• _EXERCISE AIM_: Output the material word for word. Leave each picture out.

┏━━

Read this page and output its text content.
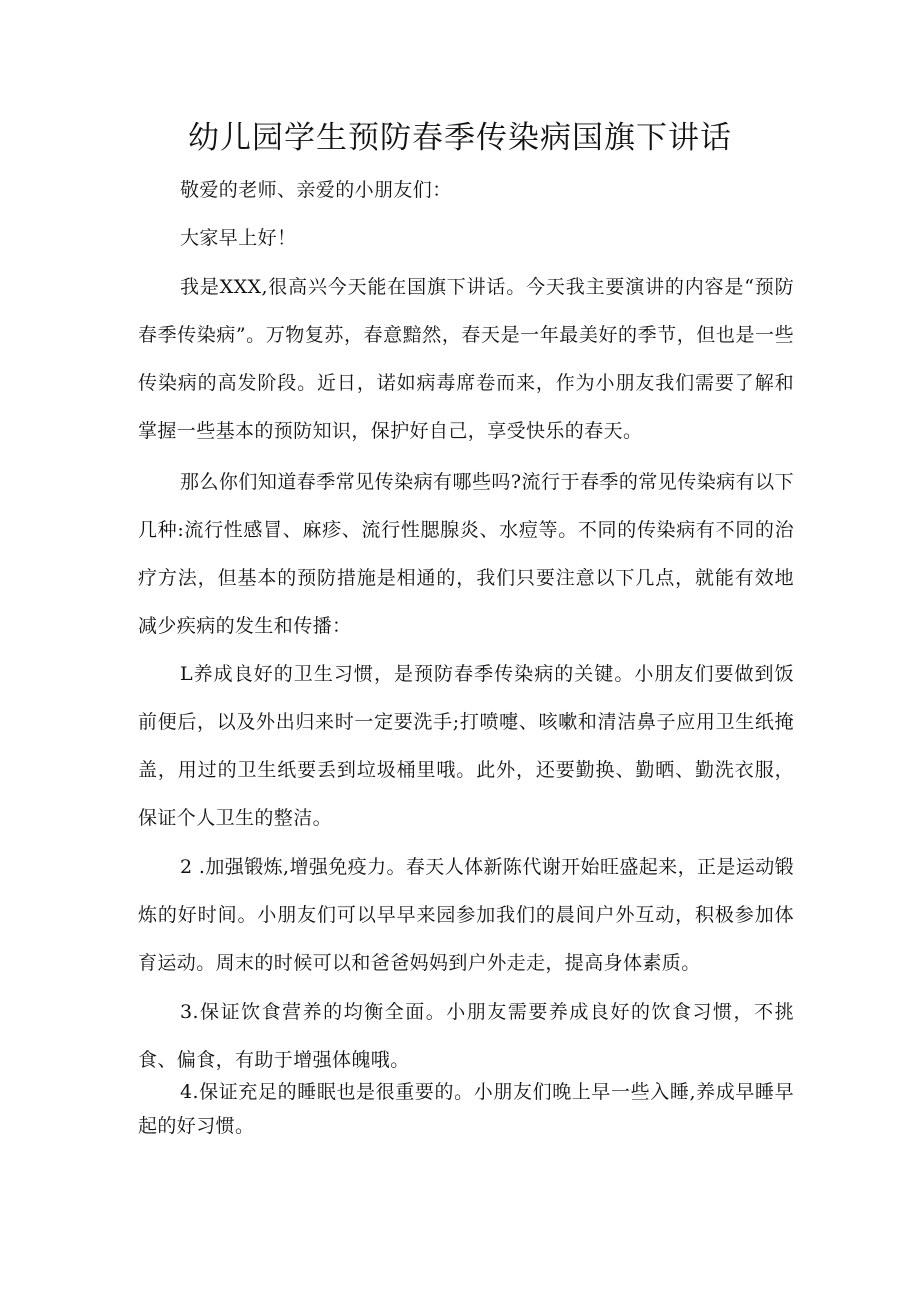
幼儿园学生预防春季传染病国旗下讲话

敬爱的老师、亲爱的小朋友们：

大家早上好！

我是XXX,很高兴今天能在国旗下讲话。今天我主要演讲的内容是“预防春季传染病”。万物复苏，春意黯然，春天是一年最美好的季节，但也是一些传染病的高发阶段。近日，诺如病毒席卷而来，作为小朋友我们需要了解和掌握一些基本的预防知识，保护好自己，享受快乐的春天。

那么你们知道春季常见传染病有哪些吗?流行于春季的常见传染病有以下几种:流行性感冒、麻疹、流行性腮腺炎、水痘等。不同的传染病有不同的治疗方法，但基本的预防措施是相通的，我们只要注意以下几点，就能有效地减少疾病的发生和传播：

L养成良好的卫生习惯，是预防春季传染病的关键。小朋友们要做到饭前便后，以及外出归来时一定要洗手;打喷嚏、咳嗽和清洁鼻子应用卫生纸掩盖，用过的卫生纸要丢到垃圾桶里哦。此外，还要勤换、勤晒、勤洗衣服，保证个人卫生的整洁。

2 .加强锻炼,增强免疫力。春天人体新陈代谢开始旺盛起来，正是运动锻炼的好时间。小朋友们可以早早来园参加我们的晨间户外互动，积极参加体育运动。周末的时候可以和爸爸妈妈到户外走走，提高身体素质。

3.保证饮食营养的均衡全面。小朋友需要养成良好的饮食习惯，不挑食、偏食，有助于增强体魄哦。

4.保证充足的睡眠也是很重要的。小朋友们晚上早一些入睡,养成早睡早起的好习惯。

┗━━

• _TASK RESPONSE_:
Read this page and output its text content.
幼儿园学生预防春季传染病国旗下讲话

敬爱的老师、亲爱的小朋友们：

大家早上好！

我是XXX,很高兴今天能在国旗下讲话。今天我主要演讲的内容是“预防春季传染病”。万物复苏，春意黯然，春天是一年最美好的季节，但也是一些传染病的高发阶段。近日，诺如病毒席卷而来，作为小朋友我们需要了解和掌握一些基本的预防知识，保护好自己，享受快乐的春天。

那么你们知道春季常见传染病有哪些吗?流行于春季的常见传染病有以下几种:流行性感冒、麻疹、流行性腮腺炎、水痘等。不同的传染病有不同的治疗方法，但基本的预防措施是相通的，我们只要注意以下几点，就能有效地减少疾病的发生和传播：

L养成良好的卫生习惯，是预防春季传染病的关键。小朋友们要做到饭前便后，以及外出归来时一定要洗手;打喷嚏、咳嗽和清洁鼻子应用卫生纸掩盖，用过的卫生纸要丢到垃圾桶里哦。此外，还要勤换、勤晒、勤洗衣服，保证个人卫生的整洁。

2 .加强锻炼,增强免疫力。春天人体新陈代谢开始旺盛起来，正是运动锻炼的好时间。小朋友们可以早早来园参加我们的晨间户外互动，积极参加体育运动。周末的时候可以和爸爸妈妈到户外走走，提高身体素质。

3.保证饮食营养的均衡全面。小朋友需要养成良好的饮食习惯，不挑食、偏食，有助于增强体魄哦。

4.保证充足的睡眠也是很重要的。小朋友们晚上早一些入睡,养成早睡早起的好习惯。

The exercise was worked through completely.